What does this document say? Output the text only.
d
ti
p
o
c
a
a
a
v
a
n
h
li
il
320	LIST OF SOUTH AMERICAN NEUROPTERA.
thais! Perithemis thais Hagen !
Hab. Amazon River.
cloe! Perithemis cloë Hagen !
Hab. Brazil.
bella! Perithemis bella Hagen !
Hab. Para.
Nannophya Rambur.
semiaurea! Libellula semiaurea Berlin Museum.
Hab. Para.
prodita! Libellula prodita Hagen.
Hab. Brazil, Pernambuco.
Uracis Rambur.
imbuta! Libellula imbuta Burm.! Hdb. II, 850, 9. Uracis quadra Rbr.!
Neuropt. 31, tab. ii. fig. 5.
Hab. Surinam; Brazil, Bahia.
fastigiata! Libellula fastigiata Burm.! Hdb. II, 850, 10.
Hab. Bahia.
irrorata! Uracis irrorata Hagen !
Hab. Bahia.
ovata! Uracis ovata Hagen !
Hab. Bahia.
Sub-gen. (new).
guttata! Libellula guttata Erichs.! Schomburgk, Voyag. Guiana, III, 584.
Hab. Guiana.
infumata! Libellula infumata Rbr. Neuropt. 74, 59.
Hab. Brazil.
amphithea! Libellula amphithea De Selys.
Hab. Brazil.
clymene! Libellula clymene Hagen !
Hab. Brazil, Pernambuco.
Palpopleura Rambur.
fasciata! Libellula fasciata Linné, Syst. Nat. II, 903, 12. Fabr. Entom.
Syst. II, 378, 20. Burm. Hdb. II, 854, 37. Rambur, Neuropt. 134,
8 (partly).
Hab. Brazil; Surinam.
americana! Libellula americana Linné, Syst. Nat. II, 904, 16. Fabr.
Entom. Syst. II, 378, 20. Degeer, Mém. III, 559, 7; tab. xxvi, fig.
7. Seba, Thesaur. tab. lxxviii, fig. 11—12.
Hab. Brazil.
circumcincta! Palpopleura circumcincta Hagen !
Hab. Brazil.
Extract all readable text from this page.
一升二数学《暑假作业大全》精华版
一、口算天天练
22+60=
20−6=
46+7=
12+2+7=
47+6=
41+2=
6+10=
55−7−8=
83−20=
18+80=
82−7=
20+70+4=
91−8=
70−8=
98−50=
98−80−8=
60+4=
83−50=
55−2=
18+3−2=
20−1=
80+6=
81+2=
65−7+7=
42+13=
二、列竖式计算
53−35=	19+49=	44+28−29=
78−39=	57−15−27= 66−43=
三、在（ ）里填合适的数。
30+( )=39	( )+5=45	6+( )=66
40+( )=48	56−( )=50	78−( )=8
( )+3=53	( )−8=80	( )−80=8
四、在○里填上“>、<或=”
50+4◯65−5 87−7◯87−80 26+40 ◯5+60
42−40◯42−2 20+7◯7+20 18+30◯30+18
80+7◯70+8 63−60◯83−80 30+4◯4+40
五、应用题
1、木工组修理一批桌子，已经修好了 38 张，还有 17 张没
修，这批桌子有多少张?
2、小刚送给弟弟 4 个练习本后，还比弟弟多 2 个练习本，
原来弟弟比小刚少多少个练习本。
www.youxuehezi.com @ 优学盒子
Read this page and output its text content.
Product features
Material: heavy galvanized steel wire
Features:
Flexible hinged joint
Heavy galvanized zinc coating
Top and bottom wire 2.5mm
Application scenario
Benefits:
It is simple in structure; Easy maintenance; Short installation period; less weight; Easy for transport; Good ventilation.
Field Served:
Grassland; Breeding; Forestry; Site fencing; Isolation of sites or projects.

= = = = = = =

• Instructions to follow: Gather up, from the records above, each line where the word "Surinam" appears.

• In response:
Hab. Surinam; Brazil, Bahia.
Hab. Brazil; Surinam.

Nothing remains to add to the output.